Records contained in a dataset
○ ○ ○ ○
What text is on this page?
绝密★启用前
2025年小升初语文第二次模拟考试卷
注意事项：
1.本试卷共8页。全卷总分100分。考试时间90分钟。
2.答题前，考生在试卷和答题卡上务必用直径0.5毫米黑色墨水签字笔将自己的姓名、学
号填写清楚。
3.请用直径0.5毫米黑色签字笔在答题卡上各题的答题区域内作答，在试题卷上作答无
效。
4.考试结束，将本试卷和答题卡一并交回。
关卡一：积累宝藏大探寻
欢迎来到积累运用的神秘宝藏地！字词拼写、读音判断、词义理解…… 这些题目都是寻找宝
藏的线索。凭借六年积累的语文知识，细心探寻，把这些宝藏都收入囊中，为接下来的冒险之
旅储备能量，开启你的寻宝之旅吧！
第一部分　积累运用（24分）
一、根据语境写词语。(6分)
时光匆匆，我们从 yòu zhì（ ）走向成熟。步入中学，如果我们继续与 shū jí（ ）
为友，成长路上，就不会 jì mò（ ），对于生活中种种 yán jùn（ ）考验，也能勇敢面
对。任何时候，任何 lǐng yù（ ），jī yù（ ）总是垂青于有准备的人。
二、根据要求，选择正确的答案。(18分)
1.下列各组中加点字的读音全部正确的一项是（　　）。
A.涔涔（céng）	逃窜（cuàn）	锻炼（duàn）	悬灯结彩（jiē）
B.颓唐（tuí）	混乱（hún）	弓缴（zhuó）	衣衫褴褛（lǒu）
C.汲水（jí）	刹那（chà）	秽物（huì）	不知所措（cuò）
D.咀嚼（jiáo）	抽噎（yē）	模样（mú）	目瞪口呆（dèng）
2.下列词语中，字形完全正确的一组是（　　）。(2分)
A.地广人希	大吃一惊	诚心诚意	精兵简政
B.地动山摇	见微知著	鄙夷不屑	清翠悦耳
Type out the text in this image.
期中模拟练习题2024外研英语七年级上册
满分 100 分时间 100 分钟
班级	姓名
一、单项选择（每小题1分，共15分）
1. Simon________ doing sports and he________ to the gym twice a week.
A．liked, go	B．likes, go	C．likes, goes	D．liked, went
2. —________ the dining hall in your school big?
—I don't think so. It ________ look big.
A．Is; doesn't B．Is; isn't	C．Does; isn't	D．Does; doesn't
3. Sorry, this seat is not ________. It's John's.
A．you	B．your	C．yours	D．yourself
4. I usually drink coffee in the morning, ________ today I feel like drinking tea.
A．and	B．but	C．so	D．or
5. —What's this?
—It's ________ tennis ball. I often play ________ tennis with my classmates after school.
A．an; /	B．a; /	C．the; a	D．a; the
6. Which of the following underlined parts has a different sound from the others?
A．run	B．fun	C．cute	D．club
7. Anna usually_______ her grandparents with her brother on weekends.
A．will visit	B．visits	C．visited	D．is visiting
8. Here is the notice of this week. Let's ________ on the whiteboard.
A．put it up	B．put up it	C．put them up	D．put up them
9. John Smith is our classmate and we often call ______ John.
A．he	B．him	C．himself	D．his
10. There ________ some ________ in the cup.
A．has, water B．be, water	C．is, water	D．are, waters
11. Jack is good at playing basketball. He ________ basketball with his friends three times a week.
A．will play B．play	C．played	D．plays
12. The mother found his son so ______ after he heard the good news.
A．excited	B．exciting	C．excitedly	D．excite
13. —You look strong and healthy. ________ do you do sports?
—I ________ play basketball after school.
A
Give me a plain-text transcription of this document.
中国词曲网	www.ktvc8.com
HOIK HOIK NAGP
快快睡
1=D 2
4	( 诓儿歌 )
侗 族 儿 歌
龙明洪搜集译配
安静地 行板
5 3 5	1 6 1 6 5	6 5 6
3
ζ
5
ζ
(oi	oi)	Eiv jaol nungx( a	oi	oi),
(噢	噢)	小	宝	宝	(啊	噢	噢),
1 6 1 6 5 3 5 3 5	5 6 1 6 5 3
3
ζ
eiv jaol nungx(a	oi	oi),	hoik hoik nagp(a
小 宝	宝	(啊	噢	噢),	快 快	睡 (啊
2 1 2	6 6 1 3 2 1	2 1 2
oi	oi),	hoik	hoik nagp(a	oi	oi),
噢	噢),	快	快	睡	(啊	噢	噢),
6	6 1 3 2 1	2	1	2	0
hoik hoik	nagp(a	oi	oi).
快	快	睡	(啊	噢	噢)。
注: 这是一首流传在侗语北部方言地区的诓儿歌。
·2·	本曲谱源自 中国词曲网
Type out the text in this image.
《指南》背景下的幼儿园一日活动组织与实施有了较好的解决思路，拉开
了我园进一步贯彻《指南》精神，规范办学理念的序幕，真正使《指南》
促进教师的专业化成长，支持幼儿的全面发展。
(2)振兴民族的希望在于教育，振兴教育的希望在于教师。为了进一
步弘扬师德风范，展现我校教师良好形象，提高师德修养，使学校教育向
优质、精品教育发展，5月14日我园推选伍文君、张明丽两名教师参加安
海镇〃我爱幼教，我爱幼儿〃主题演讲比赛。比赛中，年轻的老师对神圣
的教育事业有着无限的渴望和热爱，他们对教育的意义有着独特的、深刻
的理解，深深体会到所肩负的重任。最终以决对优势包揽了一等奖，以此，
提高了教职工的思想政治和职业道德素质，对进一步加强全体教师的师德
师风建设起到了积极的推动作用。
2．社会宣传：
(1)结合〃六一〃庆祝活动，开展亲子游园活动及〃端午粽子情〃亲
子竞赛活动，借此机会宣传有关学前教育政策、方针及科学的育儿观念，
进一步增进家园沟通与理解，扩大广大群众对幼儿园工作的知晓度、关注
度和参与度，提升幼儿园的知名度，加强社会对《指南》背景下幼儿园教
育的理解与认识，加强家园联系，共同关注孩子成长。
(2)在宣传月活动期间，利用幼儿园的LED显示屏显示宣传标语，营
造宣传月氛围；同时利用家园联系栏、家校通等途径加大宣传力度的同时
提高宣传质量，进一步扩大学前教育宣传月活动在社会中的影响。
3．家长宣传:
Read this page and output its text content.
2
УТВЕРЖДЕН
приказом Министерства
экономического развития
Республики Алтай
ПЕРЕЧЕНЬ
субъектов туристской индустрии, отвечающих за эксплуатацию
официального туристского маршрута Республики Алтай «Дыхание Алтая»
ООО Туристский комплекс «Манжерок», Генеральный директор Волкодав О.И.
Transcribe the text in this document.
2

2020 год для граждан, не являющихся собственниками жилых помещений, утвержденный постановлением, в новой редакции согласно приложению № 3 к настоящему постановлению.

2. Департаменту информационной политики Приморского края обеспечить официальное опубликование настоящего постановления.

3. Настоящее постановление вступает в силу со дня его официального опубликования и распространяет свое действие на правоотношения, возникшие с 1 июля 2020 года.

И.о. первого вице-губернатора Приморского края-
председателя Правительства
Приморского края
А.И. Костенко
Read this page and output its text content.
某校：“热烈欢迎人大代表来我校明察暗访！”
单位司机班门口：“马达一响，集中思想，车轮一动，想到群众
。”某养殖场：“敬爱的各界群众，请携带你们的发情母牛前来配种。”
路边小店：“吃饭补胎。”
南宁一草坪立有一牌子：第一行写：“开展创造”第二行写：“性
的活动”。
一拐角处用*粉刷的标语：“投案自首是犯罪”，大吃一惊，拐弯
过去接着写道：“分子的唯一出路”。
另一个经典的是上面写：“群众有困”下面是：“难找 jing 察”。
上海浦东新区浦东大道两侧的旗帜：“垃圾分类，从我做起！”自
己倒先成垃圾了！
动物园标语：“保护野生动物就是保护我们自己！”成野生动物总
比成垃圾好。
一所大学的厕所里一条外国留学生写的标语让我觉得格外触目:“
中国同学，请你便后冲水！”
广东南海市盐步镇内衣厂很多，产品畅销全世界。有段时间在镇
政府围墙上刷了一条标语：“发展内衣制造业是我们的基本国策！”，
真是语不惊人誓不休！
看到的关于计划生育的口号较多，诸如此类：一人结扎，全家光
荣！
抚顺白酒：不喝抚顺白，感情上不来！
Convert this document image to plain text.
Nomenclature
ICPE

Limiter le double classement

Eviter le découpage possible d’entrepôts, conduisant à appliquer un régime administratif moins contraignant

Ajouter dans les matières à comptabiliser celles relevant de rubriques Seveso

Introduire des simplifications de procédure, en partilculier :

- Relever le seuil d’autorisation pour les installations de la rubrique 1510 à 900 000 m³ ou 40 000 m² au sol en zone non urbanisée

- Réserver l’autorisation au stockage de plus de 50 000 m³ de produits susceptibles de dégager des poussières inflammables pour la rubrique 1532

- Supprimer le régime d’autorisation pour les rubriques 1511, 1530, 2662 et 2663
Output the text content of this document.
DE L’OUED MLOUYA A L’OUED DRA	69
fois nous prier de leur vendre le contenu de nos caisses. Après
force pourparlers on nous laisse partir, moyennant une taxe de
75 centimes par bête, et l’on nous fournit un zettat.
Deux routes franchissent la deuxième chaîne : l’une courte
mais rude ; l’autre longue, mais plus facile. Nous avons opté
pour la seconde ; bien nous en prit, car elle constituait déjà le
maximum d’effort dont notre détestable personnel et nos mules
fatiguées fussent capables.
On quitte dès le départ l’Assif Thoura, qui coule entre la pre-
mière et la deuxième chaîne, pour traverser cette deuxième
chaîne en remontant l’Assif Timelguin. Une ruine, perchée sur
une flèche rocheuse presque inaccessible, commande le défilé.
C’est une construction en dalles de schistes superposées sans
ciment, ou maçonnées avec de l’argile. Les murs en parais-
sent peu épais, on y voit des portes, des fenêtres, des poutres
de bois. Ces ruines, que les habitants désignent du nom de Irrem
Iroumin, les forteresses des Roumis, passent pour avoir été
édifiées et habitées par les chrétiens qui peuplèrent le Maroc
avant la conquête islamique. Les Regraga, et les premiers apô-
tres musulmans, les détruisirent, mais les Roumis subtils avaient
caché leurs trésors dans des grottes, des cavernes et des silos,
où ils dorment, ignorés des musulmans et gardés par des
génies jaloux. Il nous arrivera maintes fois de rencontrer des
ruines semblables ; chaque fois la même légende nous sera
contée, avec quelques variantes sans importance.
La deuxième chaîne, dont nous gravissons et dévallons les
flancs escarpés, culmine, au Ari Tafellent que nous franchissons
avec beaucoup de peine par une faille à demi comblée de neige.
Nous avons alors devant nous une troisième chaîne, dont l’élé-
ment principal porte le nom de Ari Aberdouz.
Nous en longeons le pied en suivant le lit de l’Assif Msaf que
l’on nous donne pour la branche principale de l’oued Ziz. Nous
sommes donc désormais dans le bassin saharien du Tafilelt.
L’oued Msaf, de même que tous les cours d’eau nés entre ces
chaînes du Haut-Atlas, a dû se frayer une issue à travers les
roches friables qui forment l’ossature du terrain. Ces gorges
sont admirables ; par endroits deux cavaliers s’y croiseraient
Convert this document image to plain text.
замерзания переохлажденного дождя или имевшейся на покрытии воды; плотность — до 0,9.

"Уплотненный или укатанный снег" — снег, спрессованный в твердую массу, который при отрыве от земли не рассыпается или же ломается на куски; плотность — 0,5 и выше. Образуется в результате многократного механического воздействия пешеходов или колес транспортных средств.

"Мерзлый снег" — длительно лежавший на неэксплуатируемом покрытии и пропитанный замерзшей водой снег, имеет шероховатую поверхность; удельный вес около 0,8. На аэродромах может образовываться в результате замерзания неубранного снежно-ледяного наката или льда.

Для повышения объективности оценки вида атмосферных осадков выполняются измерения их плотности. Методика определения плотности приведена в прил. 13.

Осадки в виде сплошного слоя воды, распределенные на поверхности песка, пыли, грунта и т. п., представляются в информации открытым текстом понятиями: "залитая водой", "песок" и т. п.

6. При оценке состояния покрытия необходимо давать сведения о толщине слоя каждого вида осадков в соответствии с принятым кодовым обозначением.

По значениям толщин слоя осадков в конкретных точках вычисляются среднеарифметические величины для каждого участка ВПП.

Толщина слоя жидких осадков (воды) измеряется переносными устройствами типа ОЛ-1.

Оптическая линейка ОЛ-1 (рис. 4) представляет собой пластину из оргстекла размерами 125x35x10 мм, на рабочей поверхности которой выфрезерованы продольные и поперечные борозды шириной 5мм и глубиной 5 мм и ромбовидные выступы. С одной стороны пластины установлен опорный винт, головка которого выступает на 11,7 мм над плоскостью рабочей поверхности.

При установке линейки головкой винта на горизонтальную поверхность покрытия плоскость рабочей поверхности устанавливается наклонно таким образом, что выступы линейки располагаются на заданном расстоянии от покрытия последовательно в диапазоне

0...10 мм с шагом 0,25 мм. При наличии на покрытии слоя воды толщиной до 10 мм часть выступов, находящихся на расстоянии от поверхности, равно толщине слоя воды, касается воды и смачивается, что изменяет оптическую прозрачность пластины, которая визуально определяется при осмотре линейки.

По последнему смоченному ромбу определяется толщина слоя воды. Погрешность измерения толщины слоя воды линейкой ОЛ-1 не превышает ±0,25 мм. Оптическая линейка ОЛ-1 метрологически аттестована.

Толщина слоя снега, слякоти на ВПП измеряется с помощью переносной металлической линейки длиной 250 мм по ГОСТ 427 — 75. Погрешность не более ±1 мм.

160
○ ○ ○ ○
- _Task brief_
Find the word "with" in the entries above and gather every line that holds it.

- _Answer_
—It's ________ tennis ball. I often play ________ tennis with my classmates after school.
7. Anna usually_______ her grandparents with her brother on weekends.
11. Jack is good at playing basketball. He ________ basketball with his friends three times a week.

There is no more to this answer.